Excerpts from a figure dataset:
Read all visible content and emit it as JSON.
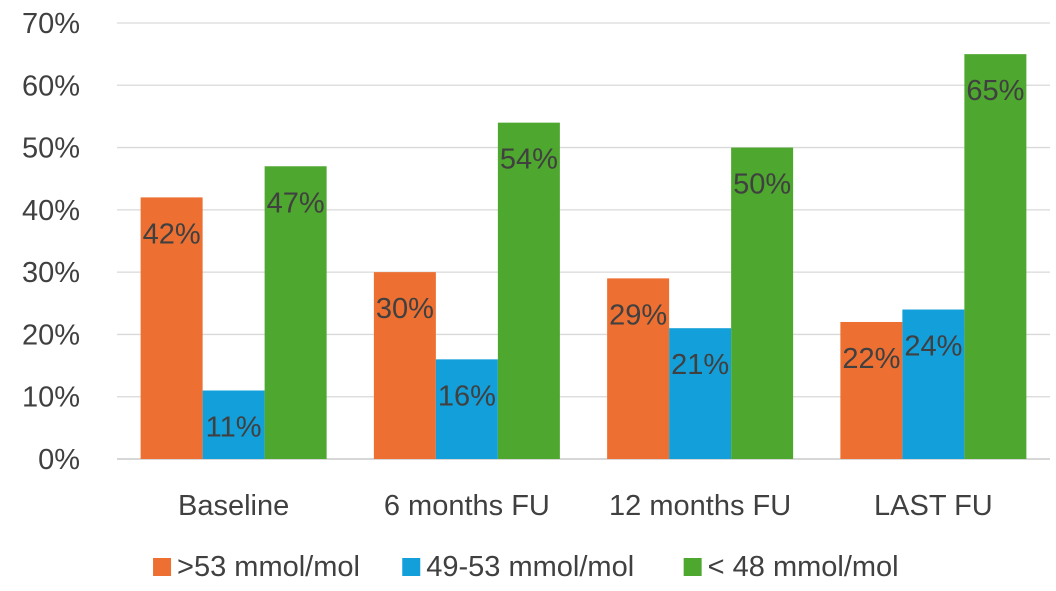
{
  "chart_data": {
    "type": "bar",
    "categories": [
      "Baseline",
      "6 months FU",
      "12 months FU",
      "LAST FU"
    ],
    "series": [
      {
        "name": ">53 mmol/mol",
        "color": "#ED7032",
        "values": [
          42,
          30,
          29,
          22
        ],
        "labels": [
          "42%",
          "30%",
          "29%",
          "22%"
        ]
      },
      {
        "name": "49-53 mmol/mol",
        "color": "#139FD9",
        "values": [
          11,
          16,
          21,
          24
        ],
        "labels": [
          "11%",
          "16%",
          "21%",
          "24%"
        ]
      },
      {
        "name": "< 48 mmol/mol",
        "color": "#4EA72E",
        "values": [
          47,
          54,
          50,
          65
        ],
        "labels": [
          "47%",
          "54%",
          "50%",
          "65%"
        ]
      }
    ],
    "yticks": [
      "0%",
      "10%",
      "20%",
      "30%",
      "40%",
      "50%",
      "60%",
      "70%"
    ],
    "ylim": [
      0,
      70
    ],
    "grid": true,
    "legend": "bottom"
  }
}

The exercise: Repeat the listing above exactly, with no pictures.

Task solution:
Read all visible content and emit it as JSON.
{
  "chart_data": {
    "type": "bar",
    "categories": [
      "Baseline",
      "6 months FU",
      "12 months FU",
      "LAST FU"
    ],
    "series": [
      {
        "name": ">53 mmol/mol",
        "color": "#ED7032",
        "values": [
          42,
          30,
          29,
          22
        ],
        "labels": [
          "42%",
          "30%",
          "29%",
          "22%"
        ]
      },
      {
        "name": "49-53 mmol/mol",
        "color": "#139FD9",
        "values": [
          11,
          16,
          21,
          24
        ],
        "labels": [
          "11%",
          "16%",
          "21%",
          "24%"
        ]
      },
      {
        "name": "< 48 mmol/mol",
        "color": "#4EA72E",
        "values": [
          47,
          54,
          50,
          65
        ],
        "labels": [
          "47%",
          "54%",
          "50%",
          "65%"
        ]
      }
    ],
    "yticks": [
      "0%",
      "10%",
      "20%",
      "30%",
      "40%",
      "50%",
      "60%",
      "70%"
    ],
    "ylim": [
      0,
      70
    ],
    "grid": true,
    "legend": "bottom"
  }
}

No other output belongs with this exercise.